Stored items
/---
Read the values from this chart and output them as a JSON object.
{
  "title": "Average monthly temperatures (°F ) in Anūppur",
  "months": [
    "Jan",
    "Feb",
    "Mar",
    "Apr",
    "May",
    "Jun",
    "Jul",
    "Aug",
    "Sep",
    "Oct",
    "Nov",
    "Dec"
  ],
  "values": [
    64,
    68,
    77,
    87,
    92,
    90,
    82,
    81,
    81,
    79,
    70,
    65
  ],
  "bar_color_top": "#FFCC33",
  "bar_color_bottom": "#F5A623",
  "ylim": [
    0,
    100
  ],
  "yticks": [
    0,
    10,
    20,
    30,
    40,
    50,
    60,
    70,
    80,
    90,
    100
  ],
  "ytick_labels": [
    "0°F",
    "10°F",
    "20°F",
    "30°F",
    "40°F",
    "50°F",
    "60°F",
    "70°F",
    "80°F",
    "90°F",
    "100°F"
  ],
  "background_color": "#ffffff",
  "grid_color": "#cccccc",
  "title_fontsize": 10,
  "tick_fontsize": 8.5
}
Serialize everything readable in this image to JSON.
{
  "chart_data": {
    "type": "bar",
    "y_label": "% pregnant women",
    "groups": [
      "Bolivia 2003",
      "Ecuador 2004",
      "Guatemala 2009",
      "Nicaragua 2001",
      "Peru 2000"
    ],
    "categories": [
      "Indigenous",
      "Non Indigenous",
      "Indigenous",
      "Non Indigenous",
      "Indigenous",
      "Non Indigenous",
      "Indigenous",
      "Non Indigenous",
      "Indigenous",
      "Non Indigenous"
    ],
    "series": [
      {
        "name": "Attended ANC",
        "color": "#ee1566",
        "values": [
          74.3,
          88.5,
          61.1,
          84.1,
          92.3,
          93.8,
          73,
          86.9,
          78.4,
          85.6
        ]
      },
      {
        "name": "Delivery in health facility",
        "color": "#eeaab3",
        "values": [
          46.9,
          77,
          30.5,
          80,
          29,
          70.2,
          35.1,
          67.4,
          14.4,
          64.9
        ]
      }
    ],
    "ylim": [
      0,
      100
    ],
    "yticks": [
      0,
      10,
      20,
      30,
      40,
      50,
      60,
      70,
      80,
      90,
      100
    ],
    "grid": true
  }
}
\---
■ **WRITTEN PROBLEM**
Write out the records shown above, exactly as they appear.

■ **SOLUTION TO THE PROBLEM**
Read the values from this chart and output them as a JSON object.
{
  "title": "Average monthly temperatures (°F ) in Anūppur",
  "months": [
    "Jan",
    "Feb",
    "Mar",
    "Apr",
    "May",
    "Jun",
    "Jul",
    "Aug",
    "Sep",
    "Oct",
    "Nov",
    "Dec"
  ],
  "values": [
    64,
    68,
    77,
    87,
    92,
    90,
    82,
    81,
    81,
    79,
    70,
    65
  ],
  "bar_color_top": "#FFCC33",
  "bar_color_bottom": "#F5A623",
  "ylim": [
    0,
    100
  ],
  "yticks": [
    0,
    10,
    20,
    30,
    40,
    50,
    60,
    70,
    80,
    90,
    100
  ],
  "ytick_labels": [
    "0°F",
    "10°F",
    "20°F",
    "30°F",
    "40°F",
    "50°F",
    "60°F",
    "70°F",
    "80°F",
    "90°F",
    "100°F"
  ],
  "background_color": "#ffffff",
  "grid_color": "#cccccc",
  "title_fontsize": 10,
  "tick_fontsize": 8.5
}
Serialize everything readable in this image to JSON.
{
  "chart_data": {
    "type": "bar",
    "y_label": "% pregnant women",
    "groups": [
      "Bolivia 2003",
      "Ecuador 2004",
      "Guatemala 2009",
      "Nicaragua 2001",
      "Peru 2000"
    ],
    "categories": [
      "Indigenous",
      "Non Indigenous",
      "Indigenous",
      "Non Indigenous",
      "Indigenous",
      "Non Indigenous",
      "Indigenous",
      "Non Indigenous",
      "Indigenous",
      "Non Indigenous"
    ],
    "series": [
      {
        "name": "Attended ANC",
        "color": "#ee1566",
        "values": [
          74.3,
          88.5,
          61.1,
          84.1,
          92.3,
          93.8,
          73,
          86.9,
          78.4,
          85.6
        ]
      },
      {
        "name": "Delivery in health facility",
        "color": "#eeaab3",
        "values": [
          46.9,
          77,
          30.5,
          80,
          29,
          70.2,
          35.1,
          67.4,
          14.4,
          64.9
        ]
      }
    ],
    "ylim": [
      0,
      100
    ],
    "yticks": [
      0,
      10,
      20,
      30,
      40,
      50,
      60,
      70,
      80,
      90,
      100
    ],
    "grid": true
  }
}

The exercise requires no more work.